** Start of Data lines **

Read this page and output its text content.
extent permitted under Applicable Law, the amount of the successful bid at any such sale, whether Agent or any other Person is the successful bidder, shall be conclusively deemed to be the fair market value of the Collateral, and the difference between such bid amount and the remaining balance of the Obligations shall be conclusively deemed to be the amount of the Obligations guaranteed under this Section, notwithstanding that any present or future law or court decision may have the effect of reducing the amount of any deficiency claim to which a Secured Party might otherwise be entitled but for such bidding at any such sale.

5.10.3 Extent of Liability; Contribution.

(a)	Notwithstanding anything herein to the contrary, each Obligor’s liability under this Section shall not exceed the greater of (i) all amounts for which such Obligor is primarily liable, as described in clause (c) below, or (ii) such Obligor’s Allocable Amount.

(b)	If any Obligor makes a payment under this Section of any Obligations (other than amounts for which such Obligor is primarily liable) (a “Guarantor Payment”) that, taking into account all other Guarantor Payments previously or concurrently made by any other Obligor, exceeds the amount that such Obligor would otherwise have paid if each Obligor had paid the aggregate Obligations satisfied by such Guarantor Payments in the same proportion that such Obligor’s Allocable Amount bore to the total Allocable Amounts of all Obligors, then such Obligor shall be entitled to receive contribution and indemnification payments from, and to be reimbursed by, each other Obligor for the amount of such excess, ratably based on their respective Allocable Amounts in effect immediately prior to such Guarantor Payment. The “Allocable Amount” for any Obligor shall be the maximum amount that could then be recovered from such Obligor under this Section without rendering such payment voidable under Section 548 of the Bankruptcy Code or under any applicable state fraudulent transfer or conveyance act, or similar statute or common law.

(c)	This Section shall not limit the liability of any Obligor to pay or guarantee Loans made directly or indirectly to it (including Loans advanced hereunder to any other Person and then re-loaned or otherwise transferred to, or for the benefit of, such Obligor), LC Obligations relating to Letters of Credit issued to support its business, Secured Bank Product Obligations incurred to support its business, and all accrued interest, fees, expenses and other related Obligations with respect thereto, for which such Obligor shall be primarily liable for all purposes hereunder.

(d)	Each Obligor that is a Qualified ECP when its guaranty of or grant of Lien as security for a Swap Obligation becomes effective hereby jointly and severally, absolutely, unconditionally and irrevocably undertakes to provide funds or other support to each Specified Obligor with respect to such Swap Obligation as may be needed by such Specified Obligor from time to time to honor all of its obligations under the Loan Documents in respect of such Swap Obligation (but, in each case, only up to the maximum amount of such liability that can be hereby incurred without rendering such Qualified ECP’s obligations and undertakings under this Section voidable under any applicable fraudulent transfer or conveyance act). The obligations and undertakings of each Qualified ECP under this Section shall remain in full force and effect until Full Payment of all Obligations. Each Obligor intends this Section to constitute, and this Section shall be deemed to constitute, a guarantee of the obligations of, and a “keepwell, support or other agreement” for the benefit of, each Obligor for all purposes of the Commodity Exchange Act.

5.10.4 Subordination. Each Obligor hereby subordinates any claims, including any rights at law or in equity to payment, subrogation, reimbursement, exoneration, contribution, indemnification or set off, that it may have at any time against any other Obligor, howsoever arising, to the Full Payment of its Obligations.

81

** End of Data lines **

**What this task involves:** Return the listing above in its exact form.

**Exercise response:**
Read this page and output its text content.
extent permitted under Applicable Law, the amount of the successful bid at any such sale, whether Agent or any other Person is the successful bidder, shall be conclusively deemed to be the fair market value of the Collateral, and the difference between such bid amount and the remaining balance of the Obligations shall be conclusively deemed to be the amount of the Obligations guaranteed under this Section, notwithstanding that any present or future law or court decision may have the effect of reducing the amount of any deficiency claim to which a Secured Party might otherwise be entitled but for such bidding at any such sale.

5.10.3 Extent of Liability; Contribution.

(a)	Notwithstanding anything herein to the contrary, each Obligor’s liability under this Section shall not exceed the greater of (i) all amounts for which such Obligor is primarily liable, as described in clause (c) below, or (ii) such Obligor’s Allocable Amount.

(b)	If any Obligor makes a payment under this Section of any Obligations (other than amounts for which such Obligor is primarily liable) (a “Guarantor Payment”) that, taking into account all other Guarantor Payments previously or concurrently made by any other Obligor, exceeds the amount that such Obligor would otherwise have paid if each Obligor had paid the aggregate Obligations satisfied by such Guarantor Payments in the same proportion that such Obligor’s Allocable Amount bore to the total Allocable Amounts of all Obligors, then such Obligor shall be entitled to receive contribution and indemnification payments from, and to be reimbursed by, each other Obligor for the amount of such excess, ratably based on their respective Allocable Amounts in effect immediately prior to such Guarantor Payment. The “Allocable Amount” for any Obligor shall be the maximum amount that could then be recovered from such Obligor under this Section without rendering such payment voidable under Section 548 of the Bankruptcy Code or under any applicable state fraudulent transfer or conveyance act, or similar statute or common law.

(c)	This Section shall not limit the liability of any Obligor to pay or guarantee Loans made directly or indirectly to it (including Loans advanced hereunder to any other Person and then re-loaned or otherwise transferred to, or for the benefit of, such Obligor), LC Obligations relating to Letters of Credit issued to support its business, Secured Bank Product Obligations incurred to support its business, and all accrued interest, fees, expenses and other related Obligations with respect thereto, for which such Obligor shall be primarily liable for all purposes hereunder.

(d)	Each Obligor that is a Qualified ECP when its guaranty of or grant of Lien as security for a Swap Obligation becomes effective hereby jointly and severally, absolutely, unconditionally and irrevocably undertakes to provide funds or other support to each Specified Obligor with respect to such Swap Obligation as may be needed by such Specified Obligor from time to time to honor all of its obligations under the Loan Documents in respect of such Swap Obligation (but, in each case, only up to the maximum amount of such liability that can be hereby incurred without rendering such Qualified ECP’s obligations and undertakings under this Section voidable under any applicable fraudulent transfer or conveyance act). The obligations and undertakings of each Qualified ECP under this Section shall remain in full force and effect until Full Payment of all Obligations. Each Obligor intends this Section to constitute, and this Section shall be deemed to constitute, a guarantee of the obligations of, and a “keepwell, support or other agreement” for the benefit of, each Obligor for all purposes of the Commodity Exchange Act.

5.10.4 Subordination. Each Obligor hereby subordinates any claims, including any rights at law or in equity to payment, subrogation, reimbursement, exoneration, contribution, indemnification or set off, that it may have at any time against any other Obligor, howsoever arising, to the Full Payment of its Obligations.

81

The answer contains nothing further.